Job » Omit every picture, then give all the entries again exactly.

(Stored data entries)
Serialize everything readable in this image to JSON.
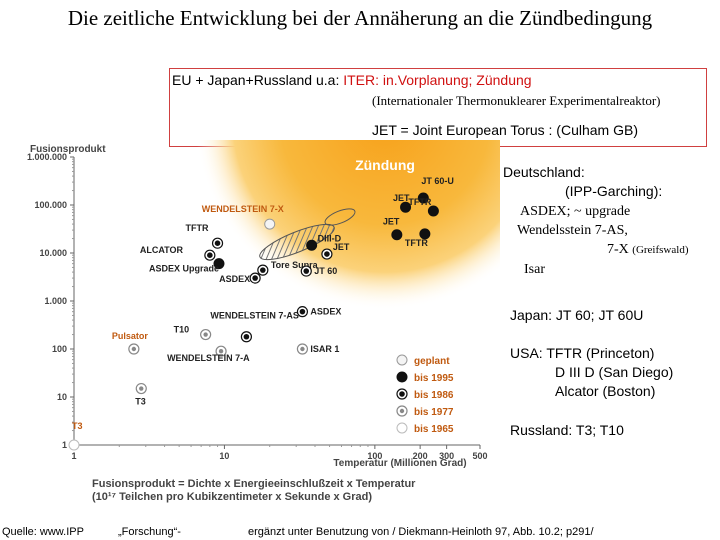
{
  "title": "Die zeitliche Entwicklung bei der Annäherung an die Zündbedingung",
  "infobox": {
    "line1_prefix": "EU + Japan+Russland u.a:",
    "line1_highlight": "ITER: in.Vorplanung; Zündung",
    "line2": "(Internationaler Thermonuklearer Experimentalreaktor)",
    "line3": "JET = Joint European Torus : (Culham GB)"
  },
  "countries": {
    "de_title": "Deutschland:",
    "de_line1": "(IPP-Garching):",
    "de_line2": "ASDEX; ~ upgrade",
    "de_line3": "Wendelsstein 7-AS,",
    "de_line4": "7-X",
    "de_line4_small": "(Greifswald)",
    "de_line5": "Isar",
    "japan": "Japan: JT 60; JT 60U",
    "usa_line1": "USA: TFTR (Princeton)",
    "usa_line2": "D III D (San Diego)",
    "usa_line3": "Alcator (Boston)",
    "russia": "Russland: T3; T10"
  },
  "footer": {
    "source": "Quelle: www.IPP",
    "forschung": "„Forschung“-",
    "supplement": "ergänzt unter Benutzung von / Diekmann-Heinloth 97, Abb. 10.2; p291/"
  },
  "colors": {
    "ignition_core": "#f7a11a",
    "ignition_glow": "#fde9a6",
    "label_orange": "#c05a10",
    "ignition_text": "#ffffff"
  },
  "chart_data": {
    "type": "scatter",
    "y_axis_title": "Fusionsprodukt",
    "x_axis_title": "Temperatur (Millionen Grad)",
    "caption_line1": "Fusionsprodukt = Dichte x Energieeinschlußzeit x Temperatur",
    "caption_line2": "(10¹⁷ Teilchen pro Kubikzentimeter x Sekunde x Grad)",
    "x_scale": "log",
    "y_scale": "log",
    "xlim": [
      1,
      500
    ],
    "ylim": [
      1,
      1000000
    ],
    "x_ticks": [
      "1",
      "10",
      "100",
      "200",
      "300",
      "500"
    ],
    "x_tick_values": [
      1,
      10,
      100,
      200,
      300,
      500
    ],
    "y_ticks": [
      "1",
      "10",
      "100",
      "1.000",
      "10.000",
      "100.000",
      "1.000.000"
    ],
    "y_tick_values": [
      1,
      10,
      100,
      1000,
      10000,
      100000,
      1000000
    ],
    "region_label": "Zündung",
    "legend": [
      {
        "status": "geplant",
        "label": "geplant"
      },
      {
        "status": "1995",
        "label": "bis 1995"
      },
      {
        "status": "1986",
        "label": "bis 1986"
      },
      {
        "status": "1977",
        "label": "bis 1977"
      },
      {
        "status": "1965",
        "label": "bis 1965"
      }
    ],
    "points": [
      {
        "label": "TFTR",
        "x": 9,
        "y": 16000,
        "status": "1986",
        "color": "dark"
      },
      {
        "label": "ALCATOR",
        "x": 8,
        "y": 9000,
        "status": "1986",
        "color": "dark"
      },
      {
        "label": "ASDEX Upgrade",
        "x": 9.2,
        "y": 6000,
        "status": "1995",
        "color": "dark"
      },
      {
        "label": "ASDEX",
        "x": 16,
        "y": 3000,
        "status": "1986",
        "color": "dark"
      },
      {
        "label": "Tore Supra",
        "x": 18,
        "y": 4400,
        "status": "1986",
        "color": "dark"
      },
      {
        "label": "JT 60",
        "x": 35,
        "y": 4200,
        "status": "1986",
        "color": "dark"
      },
      {
        "label": "JET",
        "x": 48,
        "y": 9500,
        "status": "1986",
        "color": "dark"
      },
      {
        "label": "DIII-D",
        "x": 38,
        "y": 14500,
        "status": "1995",
        "color": "dark"
      },
      {
        "label": "JET",
        "x": 160,
        "y": 90000,
        "status": "1995",
        "color": "dark"
      },
      {
        "label": "JT 60-U",
        "x": 210,
        "y": 140000,
        "status": "1995",
        "color": "dark"
      },
      {
        "label": "TFTR",
        "x": 245,
        "y": 75000,
        "status": "1995",
        "color": "dark"
      },
      {
        "label": "TFTR",
        "x": 215,
        "y": 25000,
        "status": "1995",
        "color": "dark"
      },
      {
        "label": "JET",
        "x": 140,
        "y": 24000,
        "status": "1995",
        "color": "dark"
      },
      {
        "label": "WENDELSTEIN 7-X",
        "x": 20,
        "y": 40000,
        "status": "geplant",
        "color": "orange"
      },
      {
        "label": "WENDELSTEIN 7-AS",
        "x": 14,
        "y": 180,
        "status": "1986",
        "color": "dark"
      },
      {
        "label": "WENDELSTEIN 7-A",
        "x": 9.5,
        "y": 90,
        "status": "1977",
        "color": "dark"
      },
      {
        "label": "T10",
        "x": 7.5,
        "y": 200,
        "status": "1977",
        "color": "dark"
      },
      {
        "label": "ASDEX",
        "x": 33,
        "y": 600,
        "status": "1986",
        "color": "dark"
      },
      {
        "label": "ISAR 1",
        "x": 33,
        "y": 100,
        "status": "1977",
        "color": "dark"
      },
      {
        "label": "Pulsator",
        "x": 2.5,
        "y": 100,
        "status": "1977",
        "color": "orange"
      },
      {
        "label": "T3",
        "x": 2.8,
        "y": 15,
        "status": "1977",
        "color": "dark"
      },
      {
        "label": "T3",
        "x": 1,
        "y": 1,
        "status": "1965",
        "color": "orange"
      }
    ]
  }
}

Written response »
Serialize everything readable in this image to JSON.
{
  "title": "Die zeitliche Entwicklung bei der Annäherung an die Zündbedingung",
  "infobox": {
    "line1_prefix": "EU + Japan+Russland u.a:",
    "line1_highlight": "ITER: in.Vorplanung; Zündung",
    "line2": "(Internationaler Thermonuklearer Experimentalreaktor)",
    "line3": "JET = Joint European Torus : (Culham GB)"
  },
  "countries": {
    "de_title": "Deutschland:",
    "de_line1": "(IPP-Garching):",
    "de_line2": "ASDEX; ~ upgrade",
    "de_line3": "Wendelsstein 7-AS,",
    "de_line4": "7-X",
    "de_line4_small": "(Greifswald)",
    "de_line5": "Isar",
    "japan": "Japan: JT 60; JT 60U",
    "usa_line1": "USA: TFTR (Princeton)",
    "usa_line2": "D III D (San Diego)",
    "usa_line3": "Alcator (Boston)",
    "russia": "Russland: T3; T10"
  },
  "footer": {
    "source": "Quelle: www.IPP",
    "forschung": "„Forschung“-",
    "supplement": "ergänzt unter Benutzung von / Diekmann-Heinloth 97, Abb. 10.2; p291/"
  },
  "colors": {
    "ignition_core": "#f7a11a",
    "ignition_glow": "#fde9a6",
    "label_orange": "#c05a10",
    "ignition_text": "#ffffff"
  },
  "chart_data": {
    "type": "scatter",
    "y_axis_title": "Fusionsprodukt",
    "x_axis_title": "Temperatur (Millionen Grad)",
    "caption_line1": "Fusionsprodukt = Dichte x Energieeinschlußzeit x Temperatur",
    "caption_line2": "(10¹⁷ Teilchen pro Kubikzentimeter x Sekunde x Grad)",
    "x_scale": "log",
    "y_scale": "log",
    "xlim": [
      1,
      500
    ],
    "ylim": [
      1,
      1000000
    ],
    "x_ticks": [
      "1",
      "10",
      "100",
      "200",
      "300",
      "500"
    ],
    "x_tick_values": [
      1,
      10,
      100,
      200,
      300,
      500
    ],
    "y_ticks": [
      "1",
      "10",
      "100",
      "1.000",
      "10.000",
      "100.000",
      "1.000.000"
    ],
    "y_tick_values": [
      1,
      10,
      100,
      1000,
      10000,
      100000,
      1000000
    ],
    "region_label": "Zündung",
    "legend": [
      {
        "status": "geplant",
        "label": "geplant"
      },
      {
        "status": "1995",
        "label": "bis 1995"
      },
      {
        "status": "1986",
        "label": "bis 1986"
      },
      {
        "status": "1977",
        "label": "bis 1977"
      },
      {
        "status": "1965",
        "label": "bis 1965"
      }
    ],
    "points": [
      {
        "label": "TFTR",
        "x": 9,
        "y": 16000,
        "status": "1986",
        "color": "dark"
      },
      {
        "label": "ALCATOR",
        "x": 8,
        "y": 9000,
        "status": "1986",
        "color": "dark"
      },
      {
        "label": "ASDEX Upgrade",
        "x": 9.2,
        "y": 6000,
        "status": "1995",
        "color": "dark"
      },
      {
        "label": "ASDEX",
        "x": 16,
        "y": 3000,
        "status": "1986",
        "color": "dark"
      },
      {
        "label": "Tore Supra",
        "x": 18,
        "y": 4400,
        "status": "1986",
        "color": "dark"
      },
      {
        "label": "JT 60",
        "x": 35,
        "y": 4200,
        "status": "1986",
        "color": "dark"
      },
      {
        "label": "JET",
        "x": 48,
        "y": 9500,
        "status": "1986",
        "color": "dark"
      },
      {
        "label": "DIII-D",
        "x": 38,
        "y": 14500,
        "status": "1995",
        "color": "dark"
      },
      {
        "label": "JET",
        "x": 160,
        "y": 90000,
        "status": "1995",
        "color": "dark"
      },
      {
        "label": "JT 60-U",
        "x": 210,
        "y": 140000,
        "status": "1995",
        "color": "dark"
      },
      {
        "label": "TFTR",
        "x": 245,
        "y": 75000,
        "status": "1995",
        "color": "dark"
      },
      {
        "label": "TFTR",
        "x": 215,
        "y": 25000,
        "status": "1995",
        "color": "dark"
      },
      {
        "label": "JET",
        "x": 140,
        "y": 24000,
        "status": "1995",
        "color": "dark"
      },
      {
        "label": "WENDELSTEIN 7-X",
        "x": 20,
        "y": 40000,
        "status": "geplant",
        "color": "orange"
      },
      {
        "label": "WENDELSTEIN 7-AS",
        "x": 14,
        "y": 180,
        "status": "1986",
        "color": "dark"
      },
      {
        "label": "WENDELSTEIN 7-A",
        "x": 9.5,
        "y": 90,
        "status": "1977",
        "color": "dark"
      },
      {
        "label": "T10",
        "x": 7.5,
        "y": 200,
        "status": "1977",
        "color": "dark"
      },
      {
        "label": "ASDEX",
        "x": 33,
        "y": 600,
        "status": "1986",
        "color": "dark"
      },
      {
        "label": "ISAR 1",
        "x": 33,
        "y": 100,
        "status": "1977",
        "color": "dark"
      },
      {
        "label": "Pulsator",
        "x": 2.5,
        "y": 100,
        "status": "1977",
        "color": "orange"
      },
      {
        "label": "T3",
        "x": 2.8,
        "y": 15,
        "status": "1977",
        "color": "dark"
      },
      {
        "label": "T3",
        "x": 1,
        "y": 1,
        "status": "1965",
        "color": "orange"
      }
    ]
  }
}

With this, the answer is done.